### [EXERCISE]
Repeat the records verbatim and leave the pictures out of your copy.

### [EXTRACTED RECORDS]
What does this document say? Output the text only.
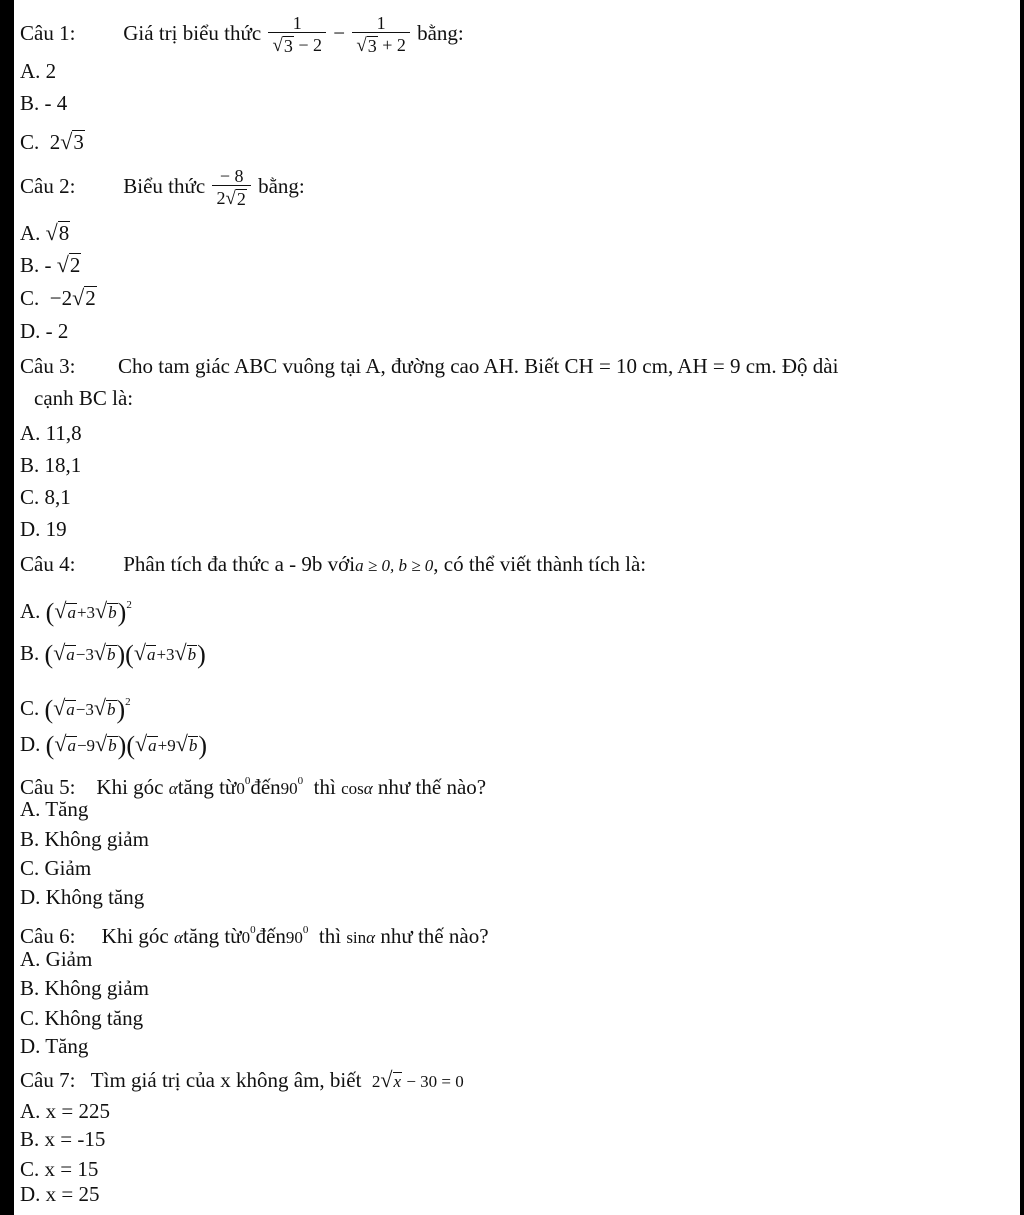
Câu 1: Giá trị biểu thức $\frac{1}{√ 3 - 2} - \frac{1}{√ 3 + 2}$ bằng:
A. 2
B. - 4
C. 2 √ 3
Câu 2: Biểu thức $\frac{- 8}{2 √ 2}$ bằng:
A. √ 8
B. - √ 2
C. −2 √ 2
D. - 2
Câu 3: Cho tam giác ABC vuông tại A, đường cao AH. Biết CH = 10 cm, AH = 9 cm. Độ dài
cạnh BC là:
A. 11,8
B. 18,1
C. 8,1
D. 19
Câu 4: Phân tích đa thức a - 9b vớia ≥ 0, b ≥ 0, có thể viết thành tích là:
A. ( √ a +3 √ b )$^2$
B. ( √ a −3 √ b )( √ a +3 √ b )
C. ( √ a −3 √ b )$^2$
D. ( √ a −9 √ b )( √ a +9 √ b )
Câu 5: Khi góc αtăng $từ0^0đến90^0$ thì cosα như thế nào?
A. Tăng
B. Không giảm
C. Giảm
D. Không tăng
Câu 6: Khi góc αtăng $từ0^0đến90^0$ thì sinα như thế nào?
A. Giảm
B. Không giảm
C. Không tăng
D. Tăng
Câu 7: Tìm giá trị của x không âm, biết 2 √ x − 30 = 0
A. x = 225
B. x = -15
C. x = 15
D. x = 25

### [TASK RESULT]
What does this document say? Output the text only.
Câu 1: Giá trị biểu thức $\frac{1}{√ 3 - 2} - \frac{1}{√ 3 + 2}$ bằng:
A. 2
B. - 4
C. 2 √ 3
Câu 2: Biểu thức $\frac{- 8}{2 √ 2}$ bằng:
A. √ 8
B. - √ 2
C. −2 √ 2
D. - 2
Câu 3: Cho tam giác ABC vuông tại A, đường cao AH. Biết CH = 10 cm, AH = 9 cm. Độ dài
cạnh BC là:
A. 11,8
B. 18,1
C. 8,1
D. 19
Câu 4: Phân tích đa thức a - 9b vớia ≥ 0, b ≥ 0, có thể viết thành tích là:
A. ( √ a +3 √ b )$^2$
B. ( √ a −3 √ b )( √ a +3 √ b )
C. ( √ a −3 √ b )$^2$
D. ( √ a −9 √ b )( √ a +9 √ b )
Câu 5: Khi góc αtăng $từ0^0đến90^0$ thì cosα như thế nào?
A. Tăng
B. Không giảm
C. Giảm
D. Không tăng
Câu 6: Khi góc αtăng $từ0^0đến90^0$ thì sinα như thế nào?
A. Giảm
B. Không giảm
C. Không tăng
D. Tăng
Câu 7: Tìm giá trị của x không âm, biết 2 √ x − 30 = 0
A. x = 225
B. x = -15
C. x = 15
D. x = 25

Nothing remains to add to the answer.